### WHAT TO DO
Give every line back verbatim, dropping all images.

Dataset entries
***
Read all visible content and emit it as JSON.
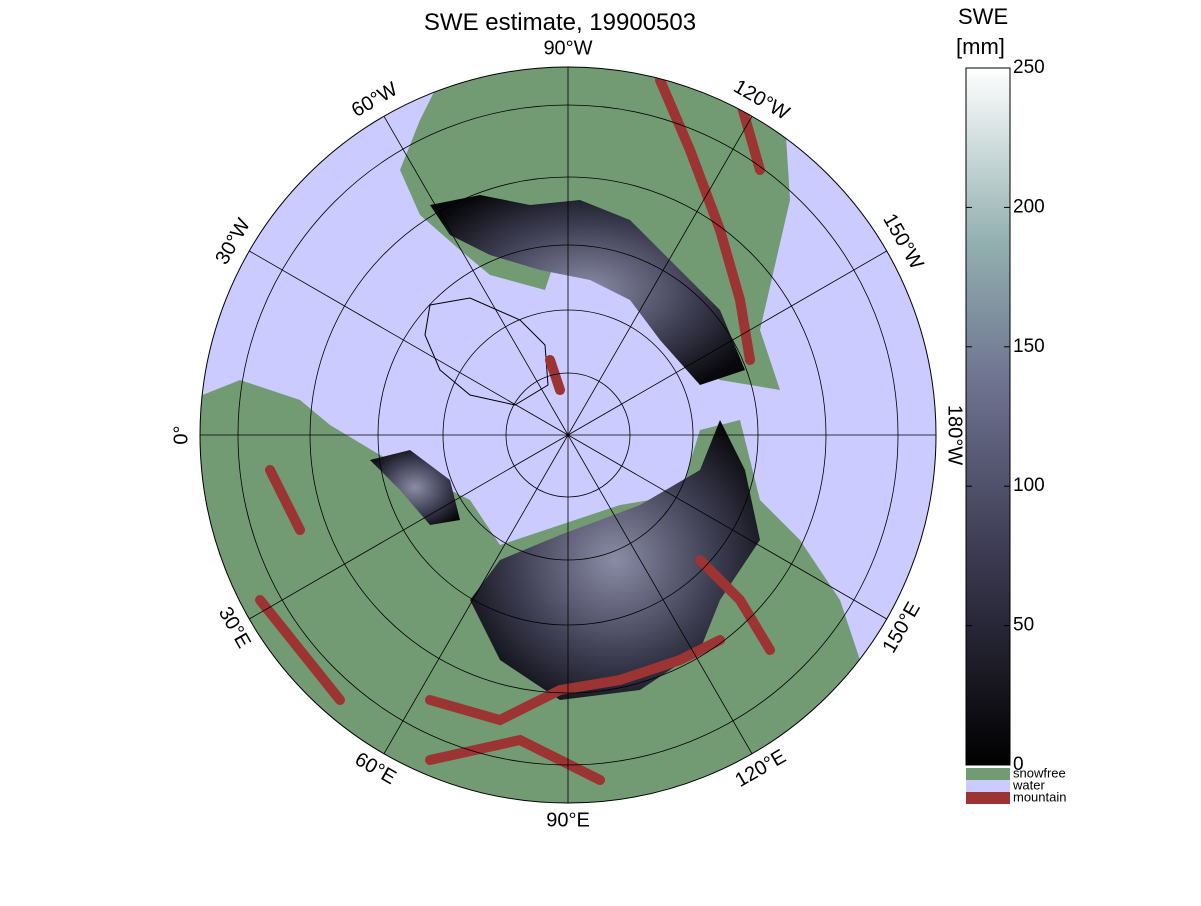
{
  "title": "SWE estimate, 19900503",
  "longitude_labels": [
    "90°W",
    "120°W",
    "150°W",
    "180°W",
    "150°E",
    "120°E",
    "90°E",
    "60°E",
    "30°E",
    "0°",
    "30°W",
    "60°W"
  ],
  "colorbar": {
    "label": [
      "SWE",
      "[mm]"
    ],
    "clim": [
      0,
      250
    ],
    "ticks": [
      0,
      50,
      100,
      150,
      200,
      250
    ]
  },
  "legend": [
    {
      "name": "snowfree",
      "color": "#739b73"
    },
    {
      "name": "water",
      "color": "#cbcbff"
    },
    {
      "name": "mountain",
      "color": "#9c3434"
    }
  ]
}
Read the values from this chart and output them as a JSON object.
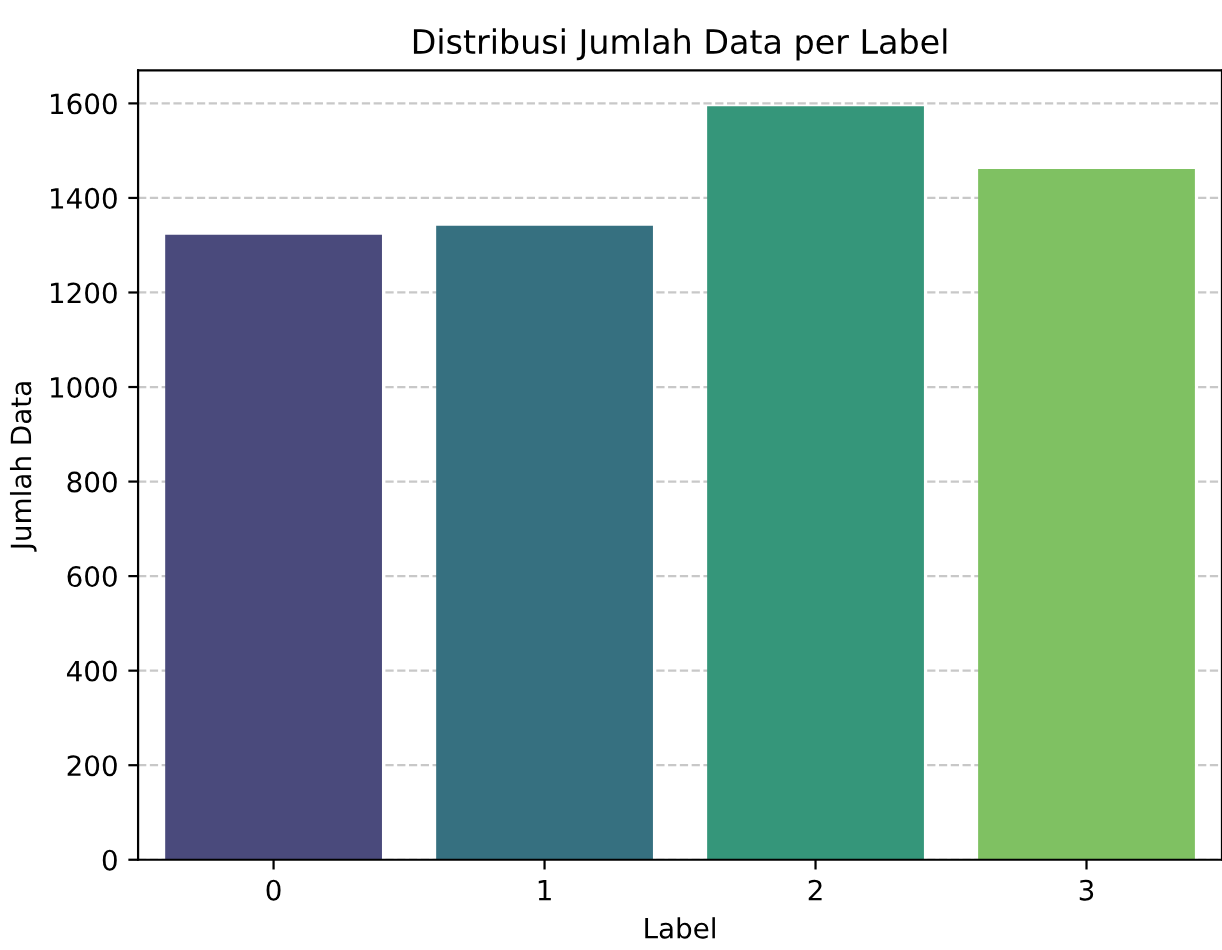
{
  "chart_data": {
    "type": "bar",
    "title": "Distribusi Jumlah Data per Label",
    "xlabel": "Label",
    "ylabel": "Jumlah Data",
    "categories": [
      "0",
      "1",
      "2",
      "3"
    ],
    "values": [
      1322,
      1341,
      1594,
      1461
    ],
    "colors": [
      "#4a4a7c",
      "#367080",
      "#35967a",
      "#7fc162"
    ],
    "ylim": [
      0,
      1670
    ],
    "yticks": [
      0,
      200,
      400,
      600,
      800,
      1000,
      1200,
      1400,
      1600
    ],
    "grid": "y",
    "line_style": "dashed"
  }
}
***
### SOLUTION TO THE EXERCISE
Read all visible content and emit it as JSON.
{
  "title": "SWE estimate, 19900503",
  "longitude_labels": [
    "90°W",
    "120°W",
    "150°W",
    "180°W",
    "150°E",
    "120°E",
    "90°E",
    "60°E",
    "30°E",
    "0°",
    "30°W",
    "60°W"
  ],
  "colorbar": {
    "label": [
      "SWE",
      "[mm]"
    ],
    "clim": [
      0,
      250
    ],
    "ticks": [
      0,
      50,
      100,
      150,
      200,
      250
    ]
  },
  "legend": [
    {
      "name": "snowfree",
      "color": "#739b73"
    },
    {
      "name": "water",
      "color": "#cbcbff"
    },
    {
      "name": "mountain",
      "color": "#9c3434"
    }
  ]
}
Read the values from this chart and output them as a JSON object.
{
  "chart_data": {
    "type": "bar",
    "title": "Distribusi Jumlah Data per Label",
    "xlabel": "Label",
    "ylabel": "Jumlah Data",
    "categories": [
      "0",
      "1",
      "2",
      "3"
    ],
    "values": [
      1322,
      1341,
      1594,
      1461
    ],
    "colors": [
      "#4a4a7c",
      "#367080",
      "#35967a",
      "#7fc162"
    ],
    "ylim": [
      0,
      1670
    ],
    "yticks": [
      0,
      200,
      400,
      600,
      800,
      1000,
      1200,
      1400,
      1600
    ],
    "grid": "y",
    "line_style": "dashed"
  }
}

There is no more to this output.